*EXERCISE OBJECTIVE*.
Only the number is wanted: how many lines contain the word "Comparison"?
>> START DATA TO PROCESS
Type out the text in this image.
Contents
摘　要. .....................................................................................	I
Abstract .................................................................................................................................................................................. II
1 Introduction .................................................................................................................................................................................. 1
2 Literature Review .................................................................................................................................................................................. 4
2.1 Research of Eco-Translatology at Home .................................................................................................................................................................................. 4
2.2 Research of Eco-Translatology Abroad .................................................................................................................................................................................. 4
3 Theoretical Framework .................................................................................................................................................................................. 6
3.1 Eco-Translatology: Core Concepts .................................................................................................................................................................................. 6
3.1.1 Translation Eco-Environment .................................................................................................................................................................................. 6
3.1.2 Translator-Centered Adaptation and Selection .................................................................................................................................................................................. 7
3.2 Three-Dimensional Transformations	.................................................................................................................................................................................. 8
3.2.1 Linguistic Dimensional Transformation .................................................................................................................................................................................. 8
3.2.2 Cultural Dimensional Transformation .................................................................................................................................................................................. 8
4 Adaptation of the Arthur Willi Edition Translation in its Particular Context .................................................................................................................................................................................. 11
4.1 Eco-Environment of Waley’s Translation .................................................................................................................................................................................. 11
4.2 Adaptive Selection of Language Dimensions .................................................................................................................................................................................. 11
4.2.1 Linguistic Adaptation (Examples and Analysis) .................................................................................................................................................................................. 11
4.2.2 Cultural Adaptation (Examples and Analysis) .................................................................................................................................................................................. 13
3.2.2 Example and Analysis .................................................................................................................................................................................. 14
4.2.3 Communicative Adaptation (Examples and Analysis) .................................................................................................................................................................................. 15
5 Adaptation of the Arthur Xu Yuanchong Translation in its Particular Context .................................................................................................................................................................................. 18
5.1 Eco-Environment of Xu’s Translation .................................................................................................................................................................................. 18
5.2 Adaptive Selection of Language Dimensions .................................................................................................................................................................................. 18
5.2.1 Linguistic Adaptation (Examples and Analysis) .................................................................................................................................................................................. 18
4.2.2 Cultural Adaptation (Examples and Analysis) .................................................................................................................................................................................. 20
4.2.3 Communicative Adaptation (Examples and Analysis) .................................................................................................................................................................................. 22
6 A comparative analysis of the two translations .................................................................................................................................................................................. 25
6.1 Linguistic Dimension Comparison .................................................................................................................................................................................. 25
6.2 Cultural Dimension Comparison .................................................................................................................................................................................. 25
>> END DATA TO PROCESS
*REPLY*.
2